→ **TASK INSTRUCTIONS**
Copy out every entry precisely.

→ **ENTRIES SUPPLIED**
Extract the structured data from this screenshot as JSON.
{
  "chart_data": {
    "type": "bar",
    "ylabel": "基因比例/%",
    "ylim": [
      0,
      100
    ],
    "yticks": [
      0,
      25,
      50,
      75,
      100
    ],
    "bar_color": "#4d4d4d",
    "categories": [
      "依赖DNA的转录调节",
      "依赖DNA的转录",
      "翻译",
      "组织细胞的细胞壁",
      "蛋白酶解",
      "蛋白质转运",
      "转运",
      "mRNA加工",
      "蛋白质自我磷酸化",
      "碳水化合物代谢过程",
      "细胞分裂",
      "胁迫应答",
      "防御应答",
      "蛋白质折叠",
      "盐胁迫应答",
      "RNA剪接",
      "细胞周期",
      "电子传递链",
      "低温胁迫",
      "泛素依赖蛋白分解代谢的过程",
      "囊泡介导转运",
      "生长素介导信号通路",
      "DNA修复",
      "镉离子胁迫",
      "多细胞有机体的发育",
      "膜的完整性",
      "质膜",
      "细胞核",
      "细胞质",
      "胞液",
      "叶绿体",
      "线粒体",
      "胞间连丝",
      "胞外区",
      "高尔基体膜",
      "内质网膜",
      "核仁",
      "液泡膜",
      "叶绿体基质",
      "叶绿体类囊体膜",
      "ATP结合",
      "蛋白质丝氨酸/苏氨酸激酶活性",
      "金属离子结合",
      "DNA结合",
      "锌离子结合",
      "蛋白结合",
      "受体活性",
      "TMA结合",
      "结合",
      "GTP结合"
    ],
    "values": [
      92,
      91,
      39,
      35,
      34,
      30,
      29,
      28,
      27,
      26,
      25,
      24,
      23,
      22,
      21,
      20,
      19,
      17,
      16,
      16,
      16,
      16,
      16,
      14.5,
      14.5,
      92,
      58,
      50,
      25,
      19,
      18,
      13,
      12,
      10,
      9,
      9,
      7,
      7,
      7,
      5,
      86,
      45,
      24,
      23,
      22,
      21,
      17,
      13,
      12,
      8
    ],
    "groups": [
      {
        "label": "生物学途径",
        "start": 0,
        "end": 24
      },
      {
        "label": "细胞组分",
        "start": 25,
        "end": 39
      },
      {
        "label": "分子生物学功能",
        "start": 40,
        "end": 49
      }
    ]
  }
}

→ **OUTPUT**
Extract the structured data from this screenshot as JSON.
{
  "chart_data": {
    "type": "bar",
    "ylabel": "基因比例/%",
    "ylim": [
      0,
      100
    ],
    "yticks": [
      0,
      25,
      50,
      75,
      100
    ],
    "bar_color": "#4d4d4d",
    "categories": [
      "依赖DNA的转录调节",
      "依赖DNA的转录",
      "翻译",
      "组织细胞的细胞壁",
      "蛋白酶解",
      "蛋白质转运",
      "转运",
      "mRNA加工",
      "蛋白质自我磷酸化",
      "碳水化合物代谢过程",
      "细胞分裂",
      "胁迫应答",
      "防御应答",
      "蛋白质折叠",
      "盐胁迫应答",
      "RNA剪接",
      "细胞周期",
      "电子传递链",
      "低温胁迫",
      "泛素依赖蛋白分解代谢的过程",
      "囊泡介导转运",
      "生长素介导信号通路",
      "DNA修复",
      "镉离子胁迫",
      "多细胞有机体的发育",
      "膜的完整性",
      "质膜",
      "细胞核",
      "细胞质",
      "胞液",
      "叶绿体",
      "线粒体",
      "胞间连丝",
      "胞外区",
      "高尔基体膜",
      "内质网膜",
      "核仁",
      "液泡膜",
      "叶绿体基质",
      "叶绿体类囊体膜",
      "ATP结合",
      "蛋白质丝氨酸/苏氨酸激酶活性",
      "金属离子结合",
      "DNA结合",
      "锌离子结合",
      "蛋白结合",
      "受体活性",
      "TMA结合",
      "结合",
      "GTP结合"
    ],
    "values": [
      92,
      91,
      39,
      35,
      34,
      30,
      29,
      28,
      27,
      26,
      25,
      24,
      23,
      22,
      21,
      20,
      19,
      17,
      16,
      16,
      16,
      16,
      16,
      14.5,
      14.5,
      92,
      58,
      50,
      25,
      19,
      18,
      13,
      12,
      10,
      9,
      9,
      7,
      7,
      7,
      5,
      86,
      45,
      24,
      23,
      22,
      21,
      17,
      13,
      12,
      8
    ],
    "groups": [
      {
        "label": "生物学途径",
        "start": 0,
        "end": 24
      },
      {
        "label": "细胞组分",
        "start": 25,
        "end": 39
      },
      {
        "label": "分子生物学功能",
        "start": 40,
        "end": 49
      }
    ]
  }
}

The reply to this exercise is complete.